*YOUR INSTRUCTIONS*:
Rewrite the rows from the line containing "legend[interactable]: 市场规模(亿元) [317, 483, 424, 499]" through the line containing "x-tick-label: 2014 [317, 418, 348, 449]" as a JSON list of strings, with one string for each line and blank lines left out.

[BEGIN PROVIDED MATERIAL]

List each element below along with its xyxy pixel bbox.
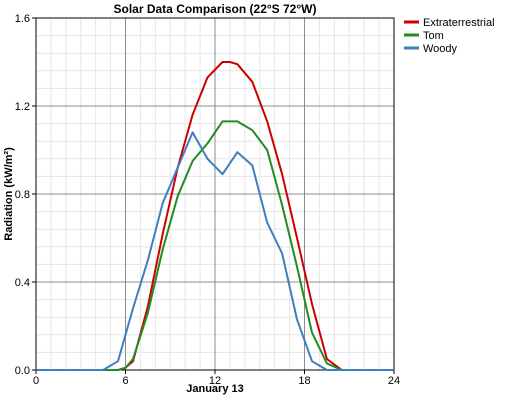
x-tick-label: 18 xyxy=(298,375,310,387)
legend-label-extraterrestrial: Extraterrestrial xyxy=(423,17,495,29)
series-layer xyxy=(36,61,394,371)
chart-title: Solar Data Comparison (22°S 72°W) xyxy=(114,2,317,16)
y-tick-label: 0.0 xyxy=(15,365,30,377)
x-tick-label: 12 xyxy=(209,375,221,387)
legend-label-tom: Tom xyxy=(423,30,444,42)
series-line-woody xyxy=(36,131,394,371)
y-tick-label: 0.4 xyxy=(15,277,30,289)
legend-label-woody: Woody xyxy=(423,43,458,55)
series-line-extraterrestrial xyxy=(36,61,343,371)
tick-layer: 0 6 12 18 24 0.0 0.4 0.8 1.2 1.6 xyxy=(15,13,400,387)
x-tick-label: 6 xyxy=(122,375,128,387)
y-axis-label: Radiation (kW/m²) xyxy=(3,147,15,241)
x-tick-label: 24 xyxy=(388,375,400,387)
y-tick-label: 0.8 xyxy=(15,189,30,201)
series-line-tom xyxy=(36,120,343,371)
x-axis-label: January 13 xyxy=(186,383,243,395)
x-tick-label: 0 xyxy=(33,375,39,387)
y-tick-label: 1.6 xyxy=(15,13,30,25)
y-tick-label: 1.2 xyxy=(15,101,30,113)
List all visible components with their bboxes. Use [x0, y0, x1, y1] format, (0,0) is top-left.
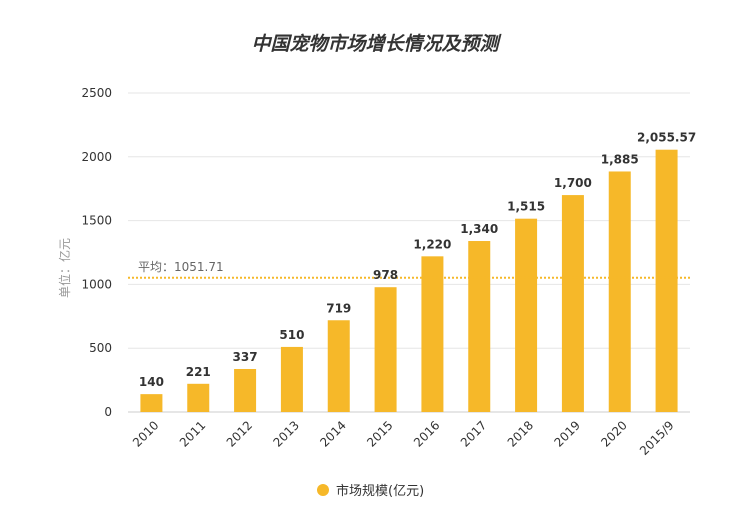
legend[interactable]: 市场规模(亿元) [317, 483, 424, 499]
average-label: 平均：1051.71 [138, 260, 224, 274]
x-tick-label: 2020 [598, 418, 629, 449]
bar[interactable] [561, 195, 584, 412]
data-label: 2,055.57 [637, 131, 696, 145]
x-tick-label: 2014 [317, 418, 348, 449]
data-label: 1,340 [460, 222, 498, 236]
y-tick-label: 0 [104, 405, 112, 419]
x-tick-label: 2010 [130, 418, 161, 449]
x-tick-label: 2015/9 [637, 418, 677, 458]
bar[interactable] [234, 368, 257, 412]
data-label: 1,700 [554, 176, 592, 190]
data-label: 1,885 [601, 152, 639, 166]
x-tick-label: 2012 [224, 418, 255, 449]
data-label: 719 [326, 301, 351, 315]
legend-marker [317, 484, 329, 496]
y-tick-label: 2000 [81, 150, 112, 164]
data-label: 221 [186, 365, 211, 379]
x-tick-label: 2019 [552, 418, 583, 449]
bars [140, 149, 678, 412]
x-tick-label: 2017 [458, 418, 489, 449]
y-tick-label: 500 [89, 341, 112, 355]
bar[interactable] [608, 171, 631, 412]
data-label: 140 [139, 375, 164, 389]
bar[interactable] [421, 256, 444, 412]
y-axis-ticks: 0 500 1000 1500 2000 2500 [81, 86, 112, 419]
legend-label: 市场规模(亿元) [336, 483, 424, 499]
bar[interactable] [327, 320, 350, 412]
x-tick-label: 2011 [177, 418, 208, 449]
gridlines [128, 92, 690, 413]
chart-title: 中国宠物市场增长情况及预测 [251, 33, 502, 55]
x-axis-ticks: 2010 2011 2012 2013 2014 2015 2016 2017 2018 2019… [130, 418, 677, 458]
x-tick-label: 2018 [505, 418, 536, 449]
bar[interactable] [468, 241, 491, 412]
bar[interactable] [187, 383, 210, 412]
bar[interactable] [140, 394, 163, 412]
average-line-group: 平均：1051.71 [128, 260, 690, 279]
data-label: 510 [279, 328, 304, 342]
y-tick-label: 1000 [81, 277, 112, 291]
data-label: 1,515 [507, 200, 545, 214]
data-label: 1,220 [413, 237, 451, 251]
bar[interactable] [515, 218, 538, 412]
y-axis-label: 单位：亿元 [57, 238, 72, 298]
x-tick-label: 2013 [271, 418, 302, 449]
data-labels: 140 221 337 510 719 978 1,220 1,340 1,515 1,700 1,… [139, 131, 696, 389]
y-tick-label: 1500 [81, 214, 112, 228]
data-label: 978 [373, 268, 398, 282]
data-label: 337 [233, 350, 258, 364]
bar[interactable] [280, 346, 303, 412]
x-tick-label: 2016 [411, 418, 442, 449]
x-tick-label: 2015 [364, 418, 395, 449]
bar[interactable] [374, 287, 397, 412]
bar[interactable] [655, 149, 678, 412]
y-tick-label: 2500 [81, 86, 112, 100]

[END PROVIDED MATERIAL]
[BEGIN PROVIDED MATERIAL]

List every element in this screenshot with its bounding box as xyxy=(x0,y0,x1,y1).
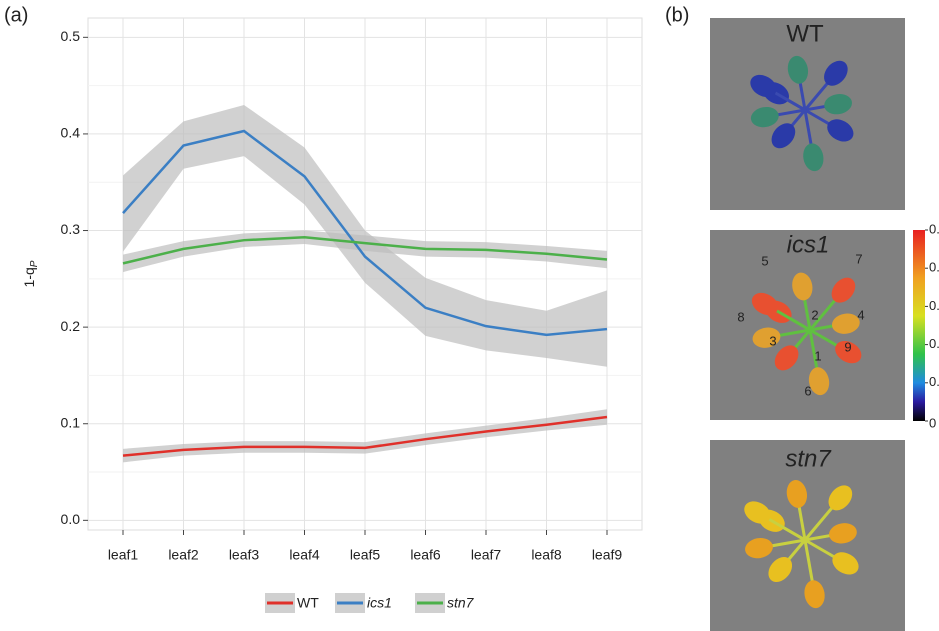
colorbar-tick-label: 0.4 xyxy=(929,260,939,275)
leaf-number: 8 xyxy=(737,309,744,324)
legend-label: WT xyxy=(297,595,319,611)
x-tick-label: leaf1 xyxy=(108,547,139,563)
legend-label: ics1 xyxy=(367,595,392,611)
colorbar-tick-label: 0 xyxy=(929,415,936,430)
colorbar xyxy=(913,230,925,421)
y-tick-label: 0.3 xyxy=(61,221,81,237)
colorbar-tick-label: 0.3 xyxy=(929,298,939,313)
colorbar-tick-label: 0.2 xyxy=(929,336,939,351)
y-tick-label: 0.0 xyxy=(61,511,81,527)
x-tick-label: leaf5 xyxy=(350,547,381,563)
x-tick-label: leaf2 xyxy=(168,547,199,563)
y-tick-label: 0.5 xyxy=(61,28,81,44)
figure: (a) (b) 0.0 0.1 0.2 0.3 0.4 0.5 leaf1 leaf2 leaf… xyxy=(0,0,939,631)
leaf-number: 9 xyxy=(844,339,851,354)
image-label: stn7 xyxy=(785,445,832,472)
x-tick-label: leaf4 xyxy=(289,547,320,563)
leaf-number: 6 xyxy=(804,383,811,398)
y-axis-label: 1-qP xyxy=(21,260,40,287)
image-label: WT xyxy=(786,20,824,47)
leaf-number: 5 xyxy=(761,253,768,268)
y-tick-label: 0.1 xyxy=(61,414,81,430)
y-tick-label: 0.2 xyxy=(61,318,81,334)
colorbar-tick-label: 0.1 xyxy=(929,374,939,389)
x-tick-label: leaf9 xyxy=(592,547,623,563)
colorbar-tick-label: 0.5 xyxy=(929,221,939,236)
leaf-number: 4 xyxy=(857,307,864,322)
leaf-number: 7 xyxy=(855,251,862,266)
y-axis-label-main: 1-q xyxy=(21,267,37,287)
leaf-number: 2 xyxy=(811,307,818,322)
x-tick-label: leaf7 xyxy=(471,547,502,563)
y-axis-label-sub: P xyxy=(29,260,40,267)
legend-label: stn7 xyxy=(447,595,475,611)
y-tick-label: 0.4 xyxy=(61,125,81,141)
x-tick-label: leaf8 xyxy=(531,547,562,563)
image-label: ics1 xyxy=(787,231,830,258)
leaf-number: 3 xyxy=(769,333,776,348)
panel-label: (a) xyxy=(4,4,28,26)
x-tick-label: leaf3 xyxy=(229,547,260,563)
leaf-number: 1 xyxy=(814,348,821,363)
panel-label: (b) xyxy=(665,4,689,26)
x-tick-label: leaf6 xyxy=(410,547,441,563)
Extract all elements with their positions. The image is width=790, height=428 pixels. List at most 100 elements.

[END PROVIDED MATERIAL]

*FULL ANSWER*:
[
  "legend[interactable]: 市场规模(亿元) [317, 483, 424, 499]",
  "average-label: 平均：1051.71 [138, 260, 224, 274]",
  "x-tick-label: 2020 [598, 418, 629, 449]",
  "bar[interactable] [561, 195, 584, 412]",
  "data-label: 2,055.57 [637, 131, 696, 145]",
  "x-tick-label: 2014 [317, 418, 348, 449]"
]